● Work to do: In the entries that follow, how many lines contain "phương"? Answer with the number only.

● Records to process:
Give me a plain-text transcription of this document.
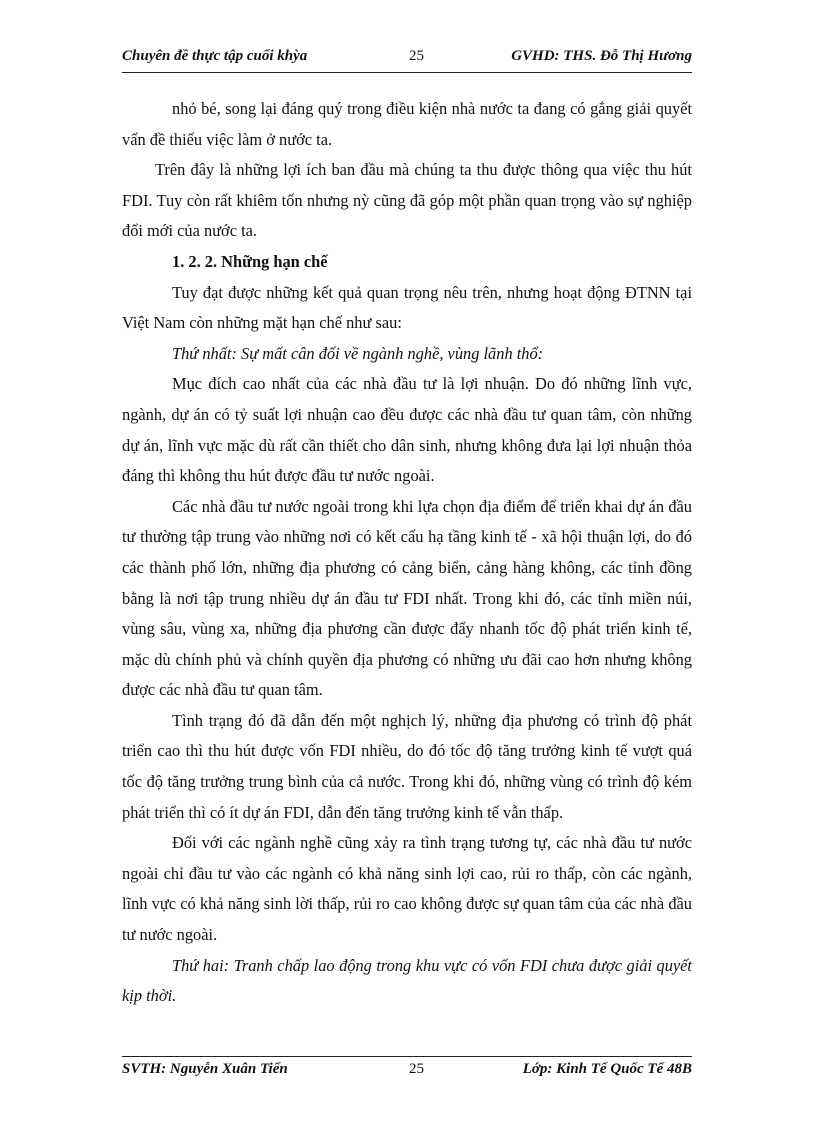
Chuyên đề thực tập cuối khỳa	25	GVHD: THS. Đỗ Thị Hương

nhỏ bé, song lại đáng quý trong điều kiện nhà nước ta đang có gắng giải quyết vấn đề thiếu việc làm ở nước ta.

Trên đây là những lợi ích ban đầu mà chúng ta thu được thông qua việc thu hút FDI. Tuy còn rất khiêm tốn nhưng nỳ cũng đã góp một phần quan trọng vào sự nghiệp đổi mới của nước ta.

1. 2. 2. Những hạn chế

Tuy đạt được những kết quả quan trọng nêu trên, nhưng hoạt động ĐTNN tại Việt Nam còn những mặt hạn chế như sau:

Thứ nhất: Sự mất cân đối về ngành nghề, vùng lãnh thổ:

Mục đích cao nhất của các nhà đầu tư là lợi nhuận. Do đó những lĩnh vực, ngành, dự án có tỷ suất lợi nhuận cao đều được các nhà đầu tư quan tâm, còn những dự án, lĩnh vực mặc dù rất cần thiết cho dân sinh, nhưng không đưa lại lợi nhuận thỏa đáng thì không thu hút được đầu tư nước ngoài.

Các nhà đầu tư nước ngoài trong khi lựa chọn địa điểm để triển khai dự án đầu tư thường tập trung vào những nơi có kết cấu hạ tầng kinh tế - xã hội thuận lợi, do đó các thành phố lớn, những địa phương có cảng biển, cảng hàng không, các tỉnh đồng bằng là nơi tập trung nhiều dự án đầu tư FDI nhất. Trong khi đó, các tỉnh miền núi, vùng sâu, vùng xa, những địa phương cần được đẩy nhanh tốc độ phát triển kinh tế, mặc dù chính phủ và chính quyền địa phương có những ưu đãi cao hơn nhưng không được các nhà đầu tư quan tâm.

Tình trạng đó đã dẫn đến một nghịch lý, những địa phương có trình độ phát triển cao thì thu hút được vốn FDI nhiều, do đó tốc độ tăng trưởng kinh tế vượt quá tốc độ tăng trưởng trung bình của cả nước. Trong khi đó, những vùng có trình độ kém phát triển thì có ít dự án FDI, dẫn đến tăng trưởng kinh tế vẫn thấp.

Đối với các ngành nghề cũng xảy ra tình trạng tương tự, các nhà đầu tư nước ngoài chỉ đầu tư vào các ngành có khả năng sinh lợi cao, rủi ro thấp, còn các ngành, lĩnh vực có khả năng sinh lời thấp, rủi ro cao không được sự quan tâm của các nhà đầu tư nước ngoài.

Thứ hai: Tranh chấp lao động trong khu vực có vốn FDI chưa được giải quyết kịp thời.

SVTH: Nguyễn Xuân Tiến	25	Lớp: Kinh Tế Quốc Tế 48B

● Written answer: 2